====== INFORMATION SHOWN ======
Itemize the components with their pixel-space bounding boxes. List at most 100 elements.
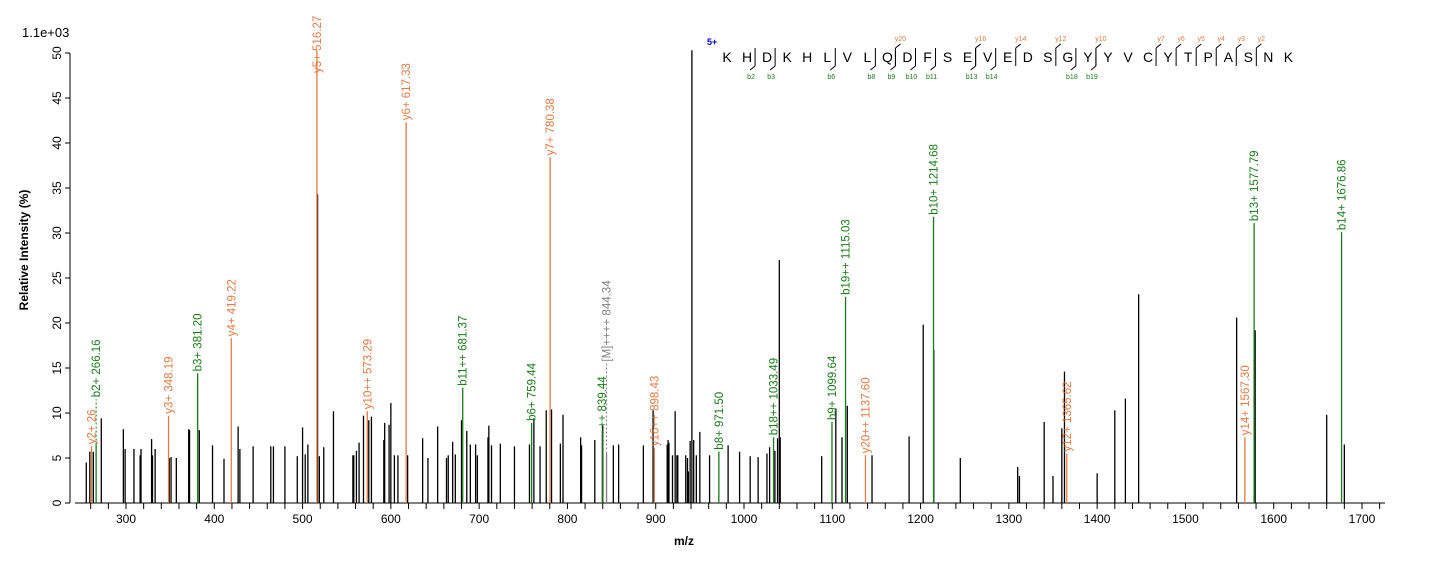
b-ion-label: b3 xyxy=(767,74,775,81)
b-ion-label: b8 xyxy=(867,74,875,81)
residue: K xyxy=(722,49,732,65)
y-cleavage-tick xyxy=(1015,43,1022,49)
peak-label: b14+ 1676.86 xyxy=(1337,159,1349,230)
peak-label: y12+ 1365.62 xyxy=(1062,381,1074,451)
y-ion-label: y16 xyxy=(975,36,986,43)
b-cleavage-tick xyxy=(930,65,936,71)
y-tick-label: 40 xyxy=(50,136,64,150)
residue: G xyxy=(1062,49,1073,65)
b-ion-label: b14 xyxy=(986,74,998,81)
y-tick-label: 50 xyxy=(50,46,64,60)
peaks xyxy=(85,50,1345,503)
x-tick-label: 1400 xyxy=(1084,512,1111,526)
y-cleavage-tick xyxy=(1175,43,1182,49)
y-tick-label: 15 xyxy=(50,361,64,375)
peak-label: b6+ 759.44 xyxy=(527,362,539,420)
x-tick-label: 1300 xyxy=(996,512,1023,526)
intensity-scale-label: 1.1e+03 xyxy=(22,25,69,40)
peak-label: y7+ 780.38 xyxy=(545,98,557,155)
peak-label: y16++ 898.43 xyxy=(649,376,661,446)
x-tick-label: 1500 xyxy=(1172,512,1199,526)
y-ion-label: y3 xyxy=(1238,36,1246,43)
y-axis-label: Relative Intensity (%) xyxy=(17,190,31,311)
residue: K xyxy=(1284,49,1294,65)
peak-label: b8+ 971.50 xyxy=(714,392,726,450)
x-tick-label: 1200 xyxy=(907,512,934,526)
y-ion-label: y12 xyxy=(1055,36,1066,43)
x-tick-label: 400 xyxy=(204,512,224,526)
b-cleavage-tick xyxy=(769,65,776,71)
residue: V xyxy=(1123,49,1133,65)
b-ion-label: b19 xyxy=(1086,74,1098,81)
y-cleavage-tick xyxy=(1215,43,1222,49)
peak-label: y14+ 1567.30 xyxy=(1240,365,1252,435)
residue: C xyxy=(1143,49,1153,65)
residue: E xyxy=(963,49,972,65)
residue: D xyxy=(762,49,772,65)
residue: T xyxy=(1184,49,1193,65)
y-ion-label: y14 xyxy=(1015,36,1026,43)
residue: N xyxy=(1263,49,1273,65)
residue: V xyxy=(983,49,993,65)
residue: D xyxy=(1023,49,1033,65)
y-tick-label: 30 xyxy=(50,226,64,240)
residue: Q xyxy=(882,49,893,65)
y-tick-label: 25 xyxy=(50,271,64,285)
b-cleavage-tick xyxy=(829,65,836,71)
b-ion-label: b13 xyxy=(966,74,978,81)
y-ion-label: y6 xyxy=(1177,36,1185,43)
residue: S xyxy=(1043,49,1052,65)
peak-label: b11++ 681.37 xyxy=(458,316,470,386)
peak-label: y3+ 348.19 xyxy=(164,356,176,413)
residue: H xyxy=(802,49,812,65)
peak-label: y20++ 1137.60 xyxy=(860,377,872,453)
peak-labels: y2+ 26 b2+ 266.16 y3+ 348.19 b3+ 381.20 y4+ … xyxy=(87,16,1349,454)
peak-label: [M]++++ 844.34 xyxy=(602,280,614,362)
peak-label: y2+ 26 xyxy=(87,409,99,444)
y-cleavage-tick xyxy=(1095,43,1102,49)
b-ion-label: b6 xyxy=(827,74,835,81)
b-ion-label: b18 xyxy=(1066,74,1078,81)
y-ion-label: y10 xyxy=(1095,36,1106,43)
peak-label: b13+ 1577.79 xyxy=(1249,150,1261,221)
residue: A xyxy=(1224,49,1234,65)
b-cleavage-tick xyxy=(910,65,916,71)
y-cleavage-tick xyxy=(1055,43,1062,49)
y-cleavage-tick xyxy=(895,43,901,49)
b-ion-label: b10 xyxy=(906,74,918,81)
x-axis-label: m/z xyxy=(674,534,694,548)
x-tick-label: 800 xyxy=(557,512,577,526)
residue: P xyxy=(1204,49,1213,65)
peak-label: ++ 839.44 xyxy=(597,376,609,428)
residue: L xyxy=(863,49,871,65)
peak-label: y5+ 516.27 xyxy=(312,16,324,73)
y-tick-label: 20 xyxy=(50,316,64,330)
b-ion-label: b11 xyxy=(926,74,937,81)
y-cleavage-tick xyxy=(1256,43,1262,49)
peptide-sequence: 5+ K H D K H L V L Q D F S E V E D S G Y Y V C Y T P A S N Kb2 b3 b6 b8… xyxy=(707,36,1294,81)
b-cleavage-tick xyxy=(1090,65,1097,71)
b-cleavage-tick xyxy=(749,65,756,71)
residue: Y xyxy=(1163,49,1173,65)
b-cleavage-tick xyxy=(890,65,896,71)
y-tick-label: 0 xyxy=(50,499,64,506)
y-cleavage-tick xyxy=(1195,43,1202,49)
x-tick-label: 600 xyxy=(381,512,401,526)
y-tick-label: 45 xyxy=(50,91,64,105)
peak-label: b2+ 266.16 xyxy=(91,339,103,397)
residue: Y xyxy=(1103,49,1113,65)
residue: S xyxy=(1244,49,1253,65)
peak-label: b19++ 1115.03 xyxy=(841,219,853,295)
charge-state: 5+ xyxy=(707,37,717,47)
y-tick-label: 35 xyxy=(50,181,64,195)
y-cleavage-tick xyxy=(1235,43,1242,49)
peak-label: b18++ 1033.49 xyxy=(769,358,781,435)
residue: H xyxy=(742,49,752,65)
b-cleavage-tick xyxy=(870,65,876,71)
y-cleavage-tick xyxy=(975,43,981,49)
y-tick-label: 10 xyxy=(50,406,64,420)
b-ion-label: b9 xyxy=(888,74,896,81)
x-tick-label: 1600 xyxy=(1260,512,1287,526)
y-ion-label: y20 xyxy=(895,36,906,43)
======
» PROBLEM DETAILS:
The expected result is the data above in exact form, free of pictures.

» OUTPUT FOR THIS TASK:
Itemize the components with their pixel-space bounding boxes. List at most 100 elements.
b-ion-label: b3 xyxy=(767,74,775,81)
b-ion-label: b8 xyxy=(867,74,875,81)
residue: K xyxy=(722,49,732,65)
y-cleavage-tick xyxy=(1015,43,1022,49)
peak-label: b14+ 1676.86 xyxy=(1337,159,1349,230)
peak-label: y12+ 1365.62 xyxy=(1062,381,1074,451)
y-ion-label: y16 xyxy=(975,36,986,43)
b-cleavage-tick xyxy=(930,65,936,71)
y-tick-label: 40 xyxy=(50,136,64,150)
residue: G xyxy=(1062,49,1073,65)
b-ion-label: b14 xyxy=(986,74,998,81)
y-tick-label: 50 xyxy=(50,46,64,60)
peaks xyxy=(85,50,1345,503)
x-tick-label: 1400 xyxy=(1084,512,1111,526)
y-cleavage-tick xyxy=(1175,43,1182,49)
y-tick-label: 15 xyxy=(50,361,64,375)
peak-label: b6+ 759.44 xyxy=(527,362,539,420)
x-tick-label: 1300 xyxy=(996,512,1023,526)
intensity-scale-label: 1.1e+03 xyxy=(22,25,69,40)
peak-label: y7+ 780.38 xyxy=(545,98,557,155)
peak-label: y16++ 898.43 xyxy=(649,376,661,446)
x-tick-label: 1500 xyxy=(1172,512,1199,526)
y-ion-label: y3 xyxy=(1238,36,1246,43)
y-axis-label: Relative Intensity (%) xyxy=(17,190,31,311)
residue: K xyxy=(1284,49,1294,65)
peak-label: b8+ 971.50 xyxy=(714,392,726,450)
x-tick-label: 1200 xyxy=(907,512,934,526)
y-ion-label: y12 xyxy=(1055,36,1066,43)
x-tick-label: 400 xyxy=(204,512,224,526)
b-cleavage-tick xyxy=(769,65,776,71)
residue: V xyxy=(1123,49,1133,65)
b-ion-label: b19 xyxy=(1086,74,1098,81)
y-cleavage-tick xyxy=(1215,43,1222,49)
peak-label: y14+ 1567.30 xyxy=(1240,365,1252,435)
residue: C xyxy=(1143,49,1153,65)
residue: E xyxy=(963,49,972,65)
residue: D xyxy=(762,49,772,65)
residue: T xyxy=(1184,49,1193,65)
y-ion-label: y14 xyxy=(1015,36,1026,43)
residue: N xyxy=(1263,49,1273,65)
residue: V xyxy=(983,49,993,65)
residue: D xyxy=(1023,49,1033,65)
y-tick-label: 30 xyxy=(50,226,64,240)
residue: Q xyxy=(882,49,893,65)
y-tick-label: 25 xyxy=(50,271,64,285)
b-cleavage-tick xyxy=(829,65,836,71)
b-ion-label: b13 xyxy=(966,74,978,81)
y-ion-label: y6 xyxy=(1177,36,1185,43)
residue: S xyxy=(1043,49,1052,65)
peak-label: b11++ 681.37 xyxy=(458,316,470,386)
peak-label: y3+ 348.19 xyxy=(164,356,176,413)
residue: H xyxy=(802,49,812,65)
peak-label: y20++ 1137.60 xyxy=(860,377,872,453)
peak-labels: y2+ 26 b2+ 266.16 y3+ 348.19 b3+ 381.20 y4+ … xyxy=(87,16,1349,454)
peak-label: [M]++++ 844.34 xyxy=(602,280,614,362)
peak-label: y2+ 26 xyxy=(87,409,99,444)
y-cleavage-tick xyxy=(1095,43,1102,49)
b-ion-label: b6 xyxy=(827,74,835,81)
b-ion-label: b18 xyxy=(1066,74,1078,81)
y-ion-label: y10 xyxy=(1095,36,1106,43)
peak-label: b13+ 1577.79 xyxy=(1249,150,1261,221)
residue: A xyxy=(1224,49,1234,65)
b-cleavage-tick xyxy=(910,65,916,71)
y-cleavage-tick xyxy=(1055,43,1062,49)
y-cleavage-tick xyxy=(895,43,901,49)
b-ion-label: b10 xyxy=(906,74,918,81)
x-axis-label: m/z xyxy=(674,534,694,548)
x-tick-label: 800 xyxy=(557,512,577,526)
residue: P xyxy=(1204,49,1213,65)
peak-label: ++ 839.44 xyxy=(597,376,609,428)
residue: L xyxy=(863,49,871,65)
peak-label: y5+ 516.27 xyxy=(312,16,324,73)
y-tick-label: 20 xyxy=(50,316,64,330)
b-ion-label: b11 xyxy=(926,74,937,81)
y-cleavage-tick xyxy=(1256,43,1262,49)
peptide-sequence: 5+ K H D K H L V L Q D F S E V E D S G Y Y V C Y T P A S N Kb2 b3 b6 b8… xyxy=(707,36,1294,81)
b-cleavage-tick xyxy=(1090,65,1097,71)
b-cleavage-tick xyxy=(749,65,756,71)
residue: Y xyxy=(1163,49,1173,65)
b-cleavage-tick xyxy=(890,65,896,71)
y-tick-label: 0 xyxy=(50,499,64,506)
y-cleavage-tick xyxy=(1195,43,1202,49)
x-tick-label: 600 xyxy=(381,512,401,526)
y-tick-label: 45 xyxy=(50,91,64,105)
peak-label: b2+ 266.16 xyxy=(91,339,103,397)
residue: Y xyxy=(1103,49,1113,65)
residue: S xyxy=(1244,49,1253,65)
peak-label: b19++ 1115.03 xyxy=(841,219,853,295)
charge-state: 5+ xyxy=(707,37,717,47)
y-tick-label: 35 xyxy=(50,181,64,195)
y-cleavage-tick xyxy=(1235,43,1242,49)
peak-label: b18++ 1033.49 xyxy=(769,358,781,435)
residue: H xyxy=(742,49,752,65)
b-cleavage-tick xyxy=(870,65,876,71)
y-cleavage-tick xyxy=(975,43,981,49)
y-tick-label: 10 xyxy=(50,406,64,420)
b-ion-label: b9 xyxy=(888,74,896,81)
x-tick-label: 1600 xyxy=(1260,512,1287,526)
y-ion-label: y20 xyxy=(895,36,906,43)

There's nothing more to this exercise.